▶ **Complete the following**:
1/ Answer these questions from the roundtable article:
(a) What did the musicians discuss in the first part of the roundtable?
(b) What two things kept the bands from writing a lot of material during the lockdown?
(c) What did the author create with a few tracks from each band?
2/ Reproduce the roundtable article's text between "I first wondered" and "way to adapt.", inclusive.

▶ **Text excerpt**:

*** Block opens ***

Tales from Quarantine (Part 2): Looking to the Future

In the first part of this virtual roundtable, musicians discussed how they dealt with a pandemic that all of sudden wiped out their touring prospects. In this second part, I asked them to look to the future and talk about how this will affect their careers.

I first wondered if being cooped up at home could mean we’ll get a flood of albums in 2021. But is a lockdown conducive to creativity? I expected everyone to be writing tons of material, but it turns out that restrictions meant that bands used to write together, couldn’t, and for others, the anxiety caused by the pandemic stemmed their creativity.

The wonderful thing though is that all of them are firmly intent on sticking with it past the pandemic. Music is in their blood, and whether or not there’s money to be made, they’ll keep playing and singing. For sure the industry will be drastically changed on the other side of the pandemic, but they all have faith that the music business will find a way to adapt.

If you’re curious about these bands, I’ve created a Spotify playlist featuring a few tracks from each of them. Their music runs the spectrum of pop music, and each of them is worth a listen. Check it out here and it’s also embedded at the bottom of this article.

*** Block closes ***

▶ **Data section**:
*** Block opens ***

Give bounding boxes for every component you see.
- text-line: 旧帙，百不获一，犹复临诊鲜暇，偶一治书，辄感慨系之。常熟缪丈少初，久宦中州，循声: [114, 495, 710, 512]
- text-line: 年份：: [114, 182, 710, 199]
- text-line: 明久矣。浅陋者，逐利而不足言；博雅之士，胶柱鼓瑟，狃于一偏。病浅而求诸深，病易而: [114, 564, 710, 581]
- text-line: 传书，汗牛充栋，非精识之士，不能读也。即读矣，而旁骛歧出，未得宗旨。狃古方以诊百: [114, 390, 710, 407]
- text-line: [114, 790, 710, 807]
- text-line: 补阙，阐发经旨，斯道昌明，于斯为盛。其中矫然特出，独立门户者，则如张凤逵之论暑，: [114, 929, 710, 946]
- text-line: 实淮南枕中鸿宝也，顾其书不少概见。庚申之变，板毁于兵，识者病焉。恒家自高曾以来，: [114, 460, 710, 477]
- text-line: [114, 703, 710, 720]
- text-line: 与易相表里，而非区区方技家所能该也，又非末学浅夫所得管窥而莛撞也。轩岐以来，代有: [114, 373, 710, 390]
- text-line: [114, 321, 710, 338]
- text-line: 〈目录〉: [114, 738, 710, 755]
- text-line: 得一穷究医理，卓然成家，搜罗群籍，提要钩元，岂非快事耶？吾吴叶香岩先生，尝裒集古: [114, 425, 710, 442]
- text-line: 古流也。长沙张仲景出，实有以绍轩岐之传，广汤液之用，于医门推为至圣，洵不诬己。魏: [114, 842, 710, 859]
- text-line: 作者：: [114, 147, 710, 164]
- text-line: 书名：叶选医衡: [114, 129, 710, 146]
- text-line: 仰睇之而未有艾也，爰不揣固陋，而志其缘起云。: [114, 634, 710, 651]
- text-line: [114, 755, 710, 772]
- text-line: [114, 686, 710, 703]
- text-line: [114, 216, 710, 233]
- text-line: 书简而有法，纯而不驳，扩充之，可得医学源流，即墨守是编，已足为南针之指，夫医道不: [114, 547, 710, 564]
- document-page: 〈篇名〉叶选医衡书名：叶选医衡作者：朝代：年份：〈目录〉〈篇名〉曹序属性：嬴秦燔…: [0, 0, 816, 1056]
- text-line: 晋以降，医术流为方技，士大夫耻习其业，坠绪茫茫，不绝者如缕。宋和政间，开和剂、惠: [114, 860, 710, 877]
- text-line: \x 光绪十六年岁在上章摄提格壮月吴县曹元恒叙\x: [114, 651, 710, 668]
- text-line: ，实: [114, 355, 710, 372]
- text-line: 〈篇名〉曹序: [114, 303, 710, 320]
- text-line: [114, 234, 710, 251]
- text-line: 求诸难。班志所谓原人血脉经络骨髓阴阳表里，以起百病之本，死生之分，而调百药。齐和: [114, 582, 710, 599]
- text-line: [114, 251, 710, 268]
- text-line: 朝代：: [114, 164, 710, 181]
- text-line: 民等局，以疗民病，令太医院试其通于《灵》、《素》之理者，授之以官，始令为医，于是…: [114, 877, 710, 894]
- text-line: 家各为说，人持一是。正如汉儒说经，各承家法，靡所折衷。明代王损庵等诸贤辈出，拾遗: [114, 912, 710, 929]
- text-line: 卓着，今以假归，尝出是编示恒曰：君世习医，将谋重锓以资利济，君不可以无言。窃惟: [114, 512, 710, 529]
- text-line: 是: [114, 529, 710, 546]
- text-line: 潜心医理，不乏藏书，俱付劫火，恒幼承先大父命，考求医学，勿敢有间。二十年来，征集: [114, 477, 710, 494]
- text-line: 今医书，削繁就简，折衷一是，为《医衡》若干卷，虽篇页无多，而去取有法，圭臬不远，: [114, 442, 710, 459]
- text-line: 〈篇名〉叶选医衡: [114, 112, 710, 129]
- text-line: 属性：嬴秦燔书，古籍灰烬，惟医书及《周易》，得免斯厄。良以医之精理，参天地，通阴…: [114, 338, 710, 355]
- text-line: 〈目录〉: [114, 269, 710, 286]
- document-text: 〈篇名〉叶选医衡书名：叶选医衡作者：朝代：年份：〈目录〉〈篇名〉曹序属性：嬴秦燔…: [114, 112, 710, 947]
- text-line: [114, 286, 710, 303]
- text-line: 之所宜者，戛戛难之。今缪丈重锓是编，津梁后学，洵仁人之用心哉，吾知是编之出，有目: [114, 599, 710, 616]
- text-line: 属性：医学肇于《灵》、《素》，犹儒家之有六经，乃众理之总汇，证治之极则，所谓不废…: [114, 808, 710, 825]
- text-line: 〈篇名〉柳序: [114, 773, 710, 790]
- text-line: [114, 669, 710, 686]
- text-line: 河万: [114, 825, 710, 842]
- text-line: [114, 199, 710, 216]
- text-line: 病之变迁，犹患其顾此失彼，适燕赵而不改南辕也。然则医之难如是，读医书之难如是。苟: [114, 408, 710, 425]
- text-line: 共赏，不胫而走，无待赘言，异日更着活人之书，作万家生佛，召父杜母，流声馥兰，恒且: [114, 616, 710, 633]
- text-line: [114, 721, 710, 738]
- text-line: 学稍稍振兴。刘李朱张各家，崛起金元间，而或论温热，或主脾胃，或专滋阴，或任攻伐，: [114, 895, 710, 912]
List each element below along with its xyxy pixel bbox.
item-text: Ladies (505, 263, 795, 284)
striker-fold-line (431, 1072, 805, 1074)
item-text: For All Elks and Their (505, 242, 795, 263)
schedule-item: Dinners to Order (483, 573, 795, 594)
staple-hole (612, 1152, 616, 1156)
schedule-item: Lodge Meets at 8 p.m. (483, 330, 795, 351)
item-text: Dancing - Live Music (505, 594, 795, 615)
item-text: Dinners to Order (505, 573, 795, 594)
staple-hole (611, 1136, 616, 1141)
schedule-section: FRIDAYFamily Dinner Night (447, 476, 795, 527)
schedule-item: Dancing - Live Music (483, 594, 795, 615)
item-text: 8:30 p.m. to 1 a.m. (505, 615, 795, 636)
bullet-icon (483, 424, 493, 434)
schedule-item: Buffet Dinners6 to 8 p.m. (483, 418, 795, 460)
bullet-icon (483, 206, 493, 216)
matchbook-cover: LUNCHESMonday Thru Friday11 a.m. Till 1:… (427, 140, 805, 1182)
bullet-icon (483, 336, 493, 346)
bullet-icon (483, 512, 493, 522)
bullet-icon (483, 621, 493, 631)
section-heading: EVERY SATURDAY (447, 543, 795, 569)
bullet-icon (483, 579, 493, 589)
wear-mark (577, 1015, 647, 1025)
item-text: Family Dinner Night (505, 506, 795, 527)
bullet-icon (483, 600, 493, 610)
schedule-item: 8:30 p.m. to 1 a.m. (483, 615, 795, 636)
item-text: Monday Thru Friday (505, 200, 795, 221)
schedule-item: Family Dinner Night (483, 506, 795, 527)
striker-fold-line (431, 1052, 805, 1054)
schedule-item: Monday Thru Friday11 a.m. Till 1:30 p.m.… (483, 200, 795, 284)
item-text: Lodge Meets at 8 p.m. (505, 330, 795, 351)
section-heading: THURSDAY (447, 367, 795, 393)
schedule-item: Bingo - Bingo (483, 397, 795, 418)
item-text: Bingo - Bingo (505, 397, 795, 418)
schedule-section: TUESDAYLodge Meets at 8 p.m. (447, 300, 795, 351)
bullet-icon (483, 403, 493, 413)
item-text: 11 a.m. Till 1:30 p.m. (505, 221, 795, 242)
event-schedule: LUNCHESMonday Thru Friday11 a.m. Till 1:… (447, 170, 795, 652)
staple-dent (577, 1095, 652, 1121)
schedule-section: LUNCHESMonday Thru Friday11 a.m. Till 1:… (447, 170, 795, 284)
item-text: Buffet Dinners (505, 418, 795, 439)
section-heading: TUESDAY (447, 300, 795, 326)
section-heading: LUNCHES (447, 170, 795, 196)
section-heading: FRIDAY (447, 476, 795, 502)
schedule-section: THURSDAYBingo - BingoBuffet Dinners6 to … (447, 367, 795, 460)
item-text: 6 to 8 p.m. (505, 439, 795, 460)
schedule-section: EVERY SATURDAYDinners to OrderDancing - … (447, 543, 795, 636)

*** Block closes ***

▶ **Answers in order**:
1/
(a) How they dealt with a pandemic that suddenly wiped out their touring prospects.
(b) Restrictions kept bands that usually write together from doing so, and for others, anxiety caused by the pandemic stemmed their creativity.
(c) A Spotify playlist.

2/
I first wondered if being cooped up at home could mean we’ll get a flood of albums in 2021. But is a lockdown conducive to creativity? I expected everyone to be writing tons of material, but it turns out that restrictions meant that bands used to write together, couldn’t, and for others, the anxiety caused by the pandemic stemmed their creativity.

The wonderful thing though is that all of them are firmly intent on sticking with it past the pandemic. Music is in their blood, and whether or not there’s money to be made, they’ll keep playing and singing. For sure the industry will be drastically changed on the other side of the pandemic, but they all have faith that the music business will find a way to adapt.